**Set exercise:**
Note each line that includes the word "text". Copy those lines.

**Data for this exercise:**
==*==
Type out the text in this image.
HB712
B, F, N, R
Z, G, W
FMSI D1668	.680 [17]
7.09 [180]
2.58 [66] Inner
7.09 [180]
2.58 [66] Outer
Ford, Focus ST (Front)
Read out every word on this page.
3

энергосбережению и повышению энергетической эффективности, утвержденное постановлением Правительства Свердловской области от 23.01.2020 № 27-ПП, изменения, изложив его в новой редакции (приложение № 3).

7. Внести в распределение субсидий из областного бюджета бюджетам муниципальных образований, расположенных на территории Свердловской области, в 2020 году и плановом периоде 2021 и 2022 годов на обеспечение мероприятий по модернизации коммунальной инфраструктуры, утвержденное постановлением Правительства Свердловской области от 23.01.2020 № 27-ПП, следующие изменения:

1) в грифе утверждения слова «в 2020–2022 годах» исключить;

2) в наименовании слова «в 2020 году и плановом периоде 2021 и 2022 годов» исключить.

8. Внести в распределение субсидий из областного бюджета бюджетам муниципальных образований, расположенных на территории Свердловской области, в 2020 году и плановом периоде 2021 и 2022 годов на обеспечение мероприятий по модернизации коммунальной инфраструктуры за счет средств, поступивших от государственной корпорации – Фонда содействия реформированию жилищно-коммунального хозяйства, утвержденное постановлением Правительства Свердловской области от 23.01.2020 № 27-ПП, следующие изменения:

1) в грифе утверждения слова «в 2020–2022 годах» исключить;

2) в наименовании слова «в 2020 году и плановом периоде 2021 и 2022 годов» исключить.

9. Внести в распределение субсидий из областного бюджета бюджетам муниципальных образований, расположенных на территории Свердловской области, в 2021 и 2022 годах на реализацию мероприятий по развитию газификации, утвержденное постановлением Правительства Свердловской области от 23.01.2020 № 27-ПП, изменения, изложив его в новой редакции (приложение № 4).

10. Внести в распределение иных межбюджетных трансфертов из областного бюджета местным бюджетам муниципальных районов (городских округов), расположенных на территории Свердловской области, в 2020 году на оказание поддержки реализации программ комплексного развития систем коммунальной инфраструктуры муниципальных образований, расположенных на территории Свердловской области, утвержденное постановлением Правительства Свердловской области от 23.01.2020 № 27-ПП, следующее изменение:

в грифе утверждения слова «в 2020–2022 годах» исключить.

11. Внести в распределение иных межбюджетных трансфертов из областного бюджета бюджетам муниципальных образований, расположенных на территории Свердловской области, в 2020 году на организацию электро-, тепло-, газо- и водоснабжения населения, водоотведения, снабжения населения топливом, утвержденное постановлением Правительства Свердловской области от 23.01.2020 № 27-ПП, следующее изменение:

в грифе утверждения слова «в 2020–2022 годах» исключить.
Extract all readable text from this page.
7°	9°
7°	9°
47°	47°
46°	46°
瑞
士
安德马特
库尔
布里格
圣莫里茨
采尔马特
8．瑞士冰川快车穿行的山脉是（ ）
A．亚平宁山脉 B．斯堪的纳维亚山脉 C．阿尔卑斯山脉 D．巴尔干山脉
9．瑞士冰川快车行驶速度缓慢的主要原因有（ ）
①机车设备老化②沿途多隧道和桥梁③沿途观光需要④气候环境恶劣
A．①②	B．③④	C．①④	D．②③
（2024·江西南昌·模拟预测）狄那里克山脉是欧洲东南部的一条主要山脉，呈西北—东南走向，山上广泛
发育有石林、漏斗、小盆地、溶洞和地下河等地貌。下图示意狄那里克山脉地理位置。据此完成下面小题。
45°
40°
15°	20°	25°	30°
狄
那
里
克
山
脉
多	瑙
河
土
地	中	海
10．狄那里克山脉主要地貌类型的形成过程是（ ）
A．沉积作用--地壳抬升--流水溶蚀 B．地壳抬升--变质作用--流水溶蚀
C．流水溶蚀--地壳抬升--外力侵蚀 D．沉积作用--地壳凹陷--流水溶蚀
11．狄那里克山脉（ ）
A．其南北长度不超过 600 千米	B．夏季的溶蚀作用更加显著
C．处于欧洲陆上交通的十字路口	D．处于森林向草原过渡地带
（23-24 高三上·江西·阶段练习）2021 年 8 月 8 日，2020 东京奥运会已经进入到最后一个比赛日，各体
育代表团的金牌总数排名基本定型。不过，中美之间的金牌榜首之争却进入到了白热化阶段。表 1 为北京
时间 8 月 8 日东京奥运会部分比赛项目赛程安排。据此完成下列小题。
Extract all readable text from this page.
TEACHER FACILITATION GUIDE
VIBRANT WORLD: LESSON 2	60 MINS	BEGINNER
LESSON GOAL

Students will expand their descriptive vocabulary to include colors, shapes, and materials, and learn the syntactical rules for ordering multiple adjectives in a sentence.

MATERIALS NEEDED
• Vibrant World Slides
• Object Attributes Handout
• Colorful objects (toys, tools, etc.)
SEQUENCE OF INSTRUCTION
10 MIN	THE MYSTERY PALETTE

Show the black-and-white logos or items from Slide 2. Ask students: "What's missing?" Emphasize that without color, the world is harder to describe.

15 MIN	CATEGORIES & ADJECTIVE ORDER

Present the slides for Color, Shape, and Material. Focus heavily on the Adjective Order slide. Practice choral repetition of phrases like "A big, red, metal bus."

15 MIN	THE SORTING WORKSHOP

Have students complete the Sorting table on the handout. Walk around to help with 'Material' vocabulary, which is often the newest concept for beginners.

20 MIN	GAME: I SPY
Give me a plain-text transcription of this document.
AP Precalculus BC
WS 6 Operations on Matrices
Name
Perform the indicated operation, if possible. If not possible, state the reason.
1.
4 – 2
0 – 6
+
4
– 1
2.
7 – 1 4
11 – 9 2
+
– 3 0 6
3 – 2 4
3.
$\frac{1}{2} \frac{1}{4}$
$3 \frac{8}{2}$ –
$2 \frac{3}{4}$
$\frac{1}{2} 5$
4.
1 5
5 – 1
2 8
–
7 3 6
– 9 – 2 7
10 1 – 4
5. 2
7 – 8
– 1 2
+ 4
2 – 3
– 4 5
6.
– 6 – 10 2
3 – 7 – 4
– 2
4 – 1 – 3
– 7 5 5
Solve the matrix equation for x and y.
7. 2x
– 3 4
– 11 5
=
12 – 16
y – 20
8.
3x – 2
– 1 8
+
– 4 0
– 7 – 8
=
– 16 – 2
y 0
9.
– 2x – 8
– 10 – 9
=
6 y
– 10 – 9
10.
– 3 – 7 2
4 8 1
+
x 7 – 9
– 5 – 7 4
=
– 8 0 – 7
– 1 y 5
==*==
**Result of this task:**
Type out the text in this image.
Extract all readable text from this page.
Extract all readable text from this page.
Give me a plain-text transcription of this document.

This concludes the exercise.